What is needed: Quote the records in full and leave their pictures out.

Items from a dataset
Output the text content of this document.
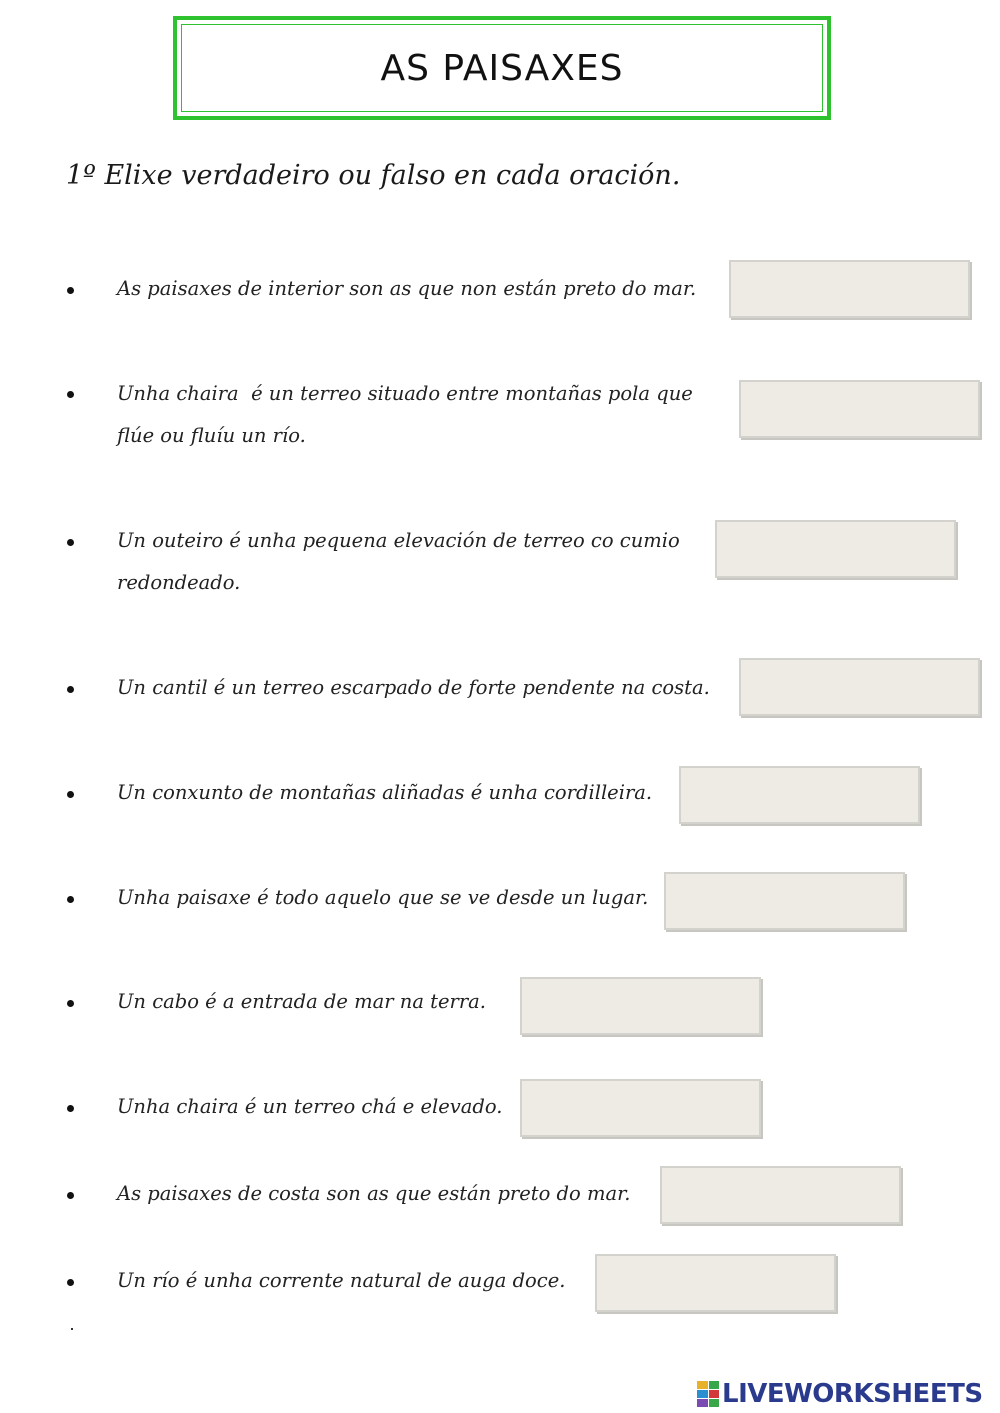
AS PAISAXES
1º Elixe verdadeiro ou falso en cada oración.
As paisaxes de interior son as que non están preto do mar.
Unha chaira  é un terreo situado entre montañas pola que
flúe ou fluíu un río.
Un outeiro é unha pequena elevación de terreo co cumio
redondeado.
Un cantil é un terreo escarpado de forte pendente na costa.
Un conxunto de montañas aliñadas é unha cordilleira.
Unha paisaxe é todo aquelo que se ve desde un lugar.
Un cabo é a entrada de mar na terra.
Unha chaira é un terreo chá e elevado.
As paisaxes de costa son as que están preto do mar.
Un río é unha corrente natural de auga doce.
LIVEWORKSHEETS
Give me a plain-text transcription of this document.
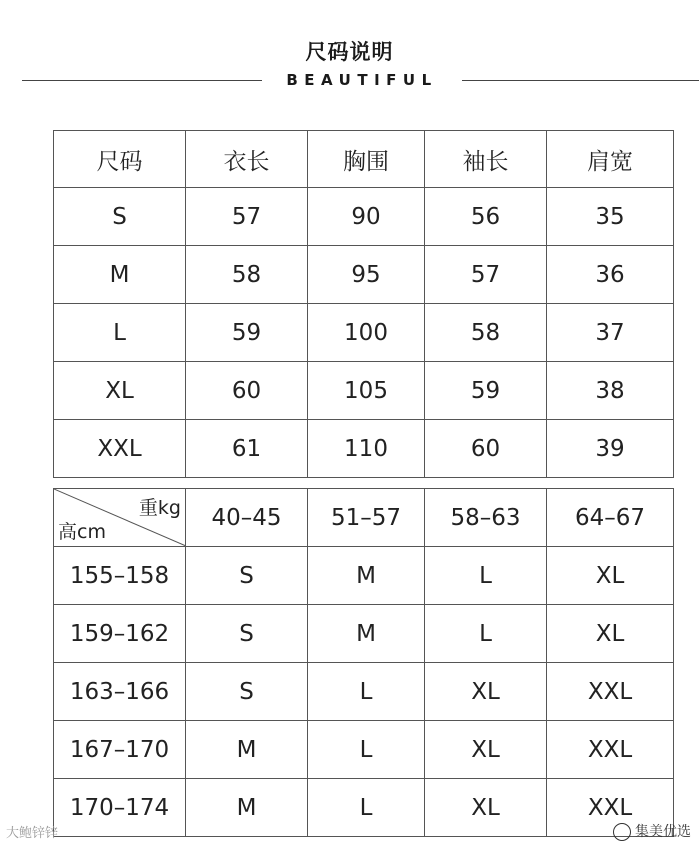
尺码说明
BEAUTIFUL
尺码	衣长	胸围	袖长	肩宽
S	57	90	56	35
M	58	95	57	36
L	59	100	58	37
XL	60	105	59	38
XXL	61	110	60	39
重kg
高cm	40–45	51–57	58–63	64–67
155–158	S	M	L	XL
159–162	S	M	L	XL
163–166	S	L	XL	XXL
167–170	M	L	XL	XXL
170–174	M	L	XL	XXL
大鲍锌锌	集美优选
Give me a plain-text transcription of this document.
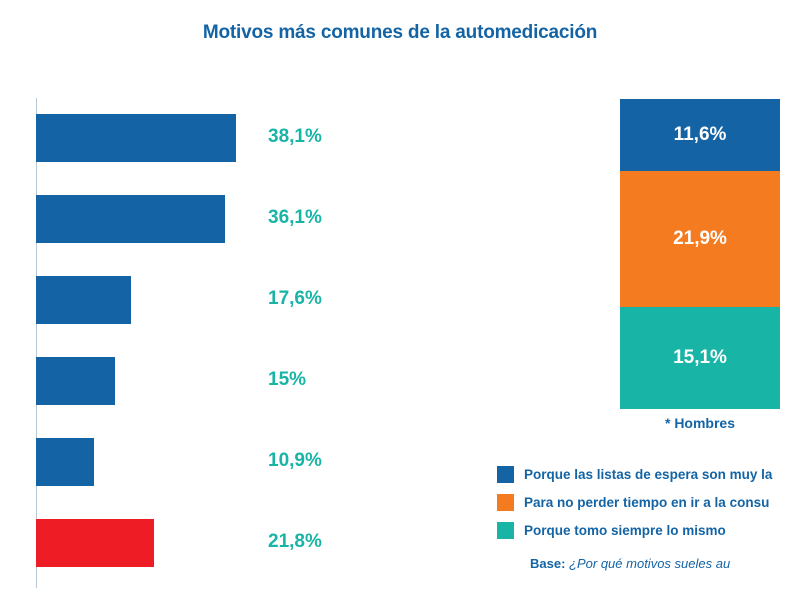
Motivos más comunes de la automedicación
38,1%
36,1%
17,6%
15%
10,9%
21,8%
11,6%
21,9%
15,1%
* Hombres
Porque las listas de espera son muy la
Para no perder tiempo en ir a la consu
Porque tomo siempre lo mismo
Base: ¿Por qué motivos sueles au
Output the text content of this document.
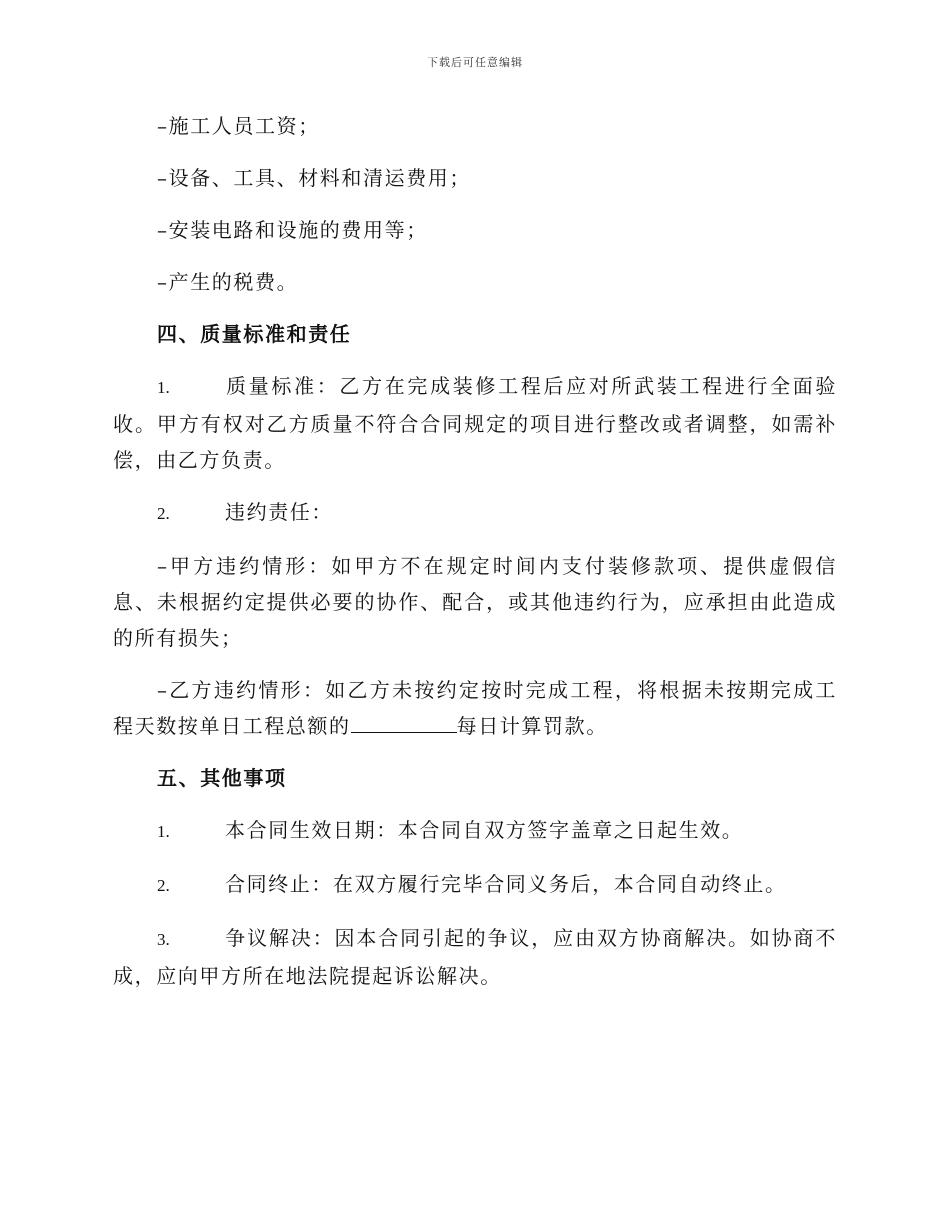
下载后可任意编辑

–施工人员工资；

–设备、工具、材料和清运费用；

–安装电路和设施的费用等；

–产生的税费。

四、质量标准和责任

1.	质量标准：乙方在完成装修工程后应对所武装工程进行全面验收。甲方有权对乙方质量不符合合同规定的项目进行整改或者调整，如需补偿，由乙方负责。

2.	违约责任：

–甲方违约情形：如甲方不在规定时间内支付装修款项、提供虚假信息、未根据约定提供必要的协作、配合，或其他违约行为，应承担由此造成的所有损失；

–乙方违约情形：如乙方未按约定按时完成工程，将根据未按期完成工程天数按单日工程总额的	每日计算罚款。

五、其他事项

1.	本合同生效日期：本合同自双方签字盖章之日起生效。

2.	合同终止：在双方履行完毕合同义务后，本合同自动终止。

3.	争议解决：因本合同引起的争议，应由双方协商解决。如协商不成，应向甲方所在地法院提起诉讼解决。
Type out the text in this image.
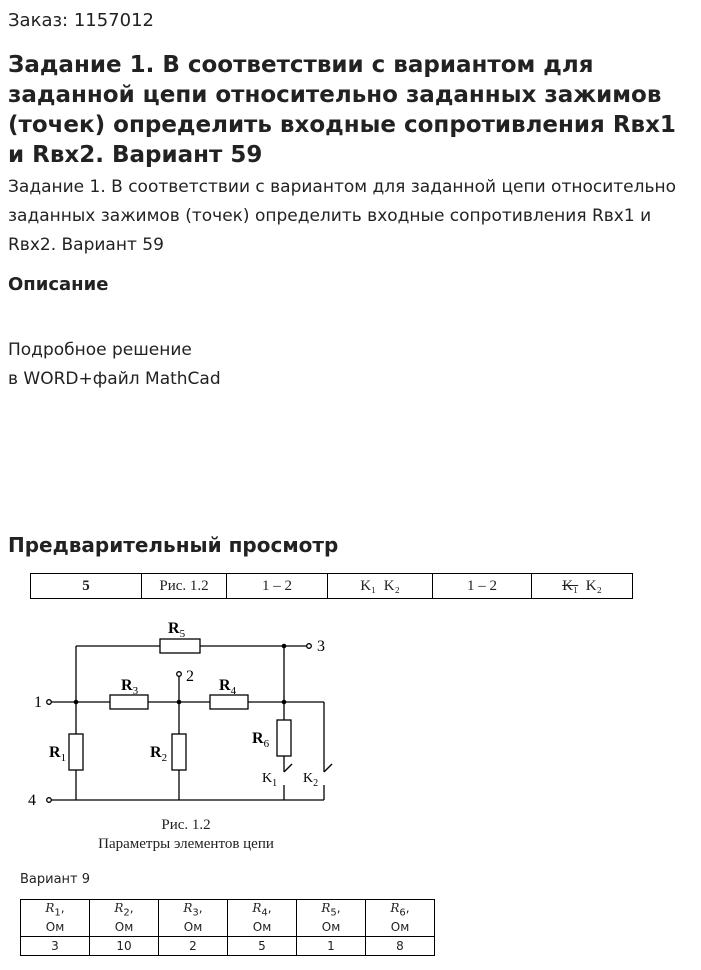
Заказ: 1157012
Задание 1. В соответствии с вариантом для заданной цепи относительно заданных зажимов (точек) определить входные сопротивления Rвх1 и Rвх2. Вариант 59
Задание 1. В соответствии с вариантом для заданной цепи относительно заданных зажимов (точек) определить входные сопротивления Rвх1 и Rвх2. Вариант 59
Описание
Подробное решение
в WORD+файл MathCad
Предварительный просмотр
5	Рис. 1.2	1 – 2	K₁ K₂	1 – 2	K₁ K₂
1
4
2
3
$R_5$
$R_3$	$R_4$
$R_1$	$R_2$
$R_6$
$K_1$ $K_2$
Рис. 1.2
Параметры элементов цепи
Вариант 9
$R_1$,
Ом	$R_2$,
Ом	$R_3$,
Ом	$R_4$,
Ом	$R_5$,
Ом	$R_6$,
Ом
3	10	2	5	1	8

Reply to the task:
Output the text content of this document.
AS PAISAXES
1º Elixe verdadeiro ou falso en cada oración.
As paisaxes de interior son as que non están preto do mar.
Unha chaira  é un terreo situado entre montañas pola que
flúe ou fluíu un río.
Un outeiro é unha pequena elevación de terreo co cumio
redondeado.
Un cantil é un terreo escarpado de forte pendente na costa.
Un conxunto de montañas aliñadas é unha cordilleira.
Unha paisaxe é todo aquelo que se ve desde un lugar.
Un cabo é a entrada de mar na terra.
Unha chaira é un terreo chá e elevado.
As paisaxes de costa son as que están preto do mar.
Un río é unha corrente natural de auga doce.
LIVEWORKSHEETS
Give me a plain-text transcription of this document.
尺码说明
BEAUTIFUL
尺码	衣长	胸围	袖长	肩宽
S	57	90	56	35
M	58	95	57	36
L	59	100	58	37
XL	60	105	59	38
XXL	61	110	60	39
重kg
高cm	40–45	51–57	58–63	64–67
155–158	S	M	L	XL
159–162	S	M	L	XL
163–166	S	L	XL	XXL
167–170	M	L	XL	XXL
170–174	M	L	XL	XXL
大鲍锌锌	集美优选
Give me a plain-text transcription of this document.
Motivos más comunes de la automedicación
38,1%
36,1%
17,6%
15%
10,9%
21,8%
11,6%
21,9%
15,1%
* Hombres
Porque las listas de espera son muy la
Para no perder tiempo en ir a la consu
Porque tomo siempre lo mismo
Base: ¿Por qué motivos sueles au
Output the text content of this document.
下载后可任意编辑

–施工人员工资；

–设备、工具、材料和清运费用；

–安装电路和设施的费用等；

–产生的税费。

四、质量标准和责任

1.	质量标准：乙方在完成装修工程后应对所武装工程进行全面验收。甲方有权对乙方质量不符合合同规定的项目进行整改或者调整，如需补偿，由乙方负责。

2.	违约责任：

–甲方违约情形：如甲方不在规定时间内支付装修款项、提供虚假信息、未根据约定提供必要的协作、配合，或其他违约行为，应承担由此造成的所有损失；

–乙方违约情形：如乙方未按约定按时完成工程，将根据未按期完成工程天数按单日工程总额的	每日计算罚款。

五、其他事项

1.	本合同生效日期：本合同自双方签字盖章之日起生效。

2.	合同终止：在双方履行完毕合同义务后，本合同自动终止。

3.	争议解决：因本合同引起的争议，应由双方协商解决。如协商不成，应向甲方所在地法院提起诉讼解决。
Type out the text in this image.
Заказ: 1157012
Задание 1. В соответствии с вариантом для заданной цепи относительно заданных зажимов (точек) определить входные сопротивления Rвх1 и Rвх2. Вариант 59
Задание 1. В соответствии с вариантом для заданной цепи относительно заданных зажимов (точек) определить входные сопротивления Rвх1 и Rвх2. Вариант 59
Описание
Подробное решение
в WORD+файл MathCad
Предварительный просмотр
5	Рис. 1.2	1 – 2	K₁ K₂	1 – 2	K₁ K₂
1
4
2
3
$R_5$
$R_3$	$R_4$
$R_1$	$R_2$
$R_6$
$K_1$ $K_2$
Рис. 1.2
Параметры элементов цепи
Вариант 9
$R_1$,
Ом	$R_2$,
Ом	$R_3$,
Ом	$R_4$,
Ом	$R_5$,
Ом	$R_6$,
Ом
3	10	2	5	1	8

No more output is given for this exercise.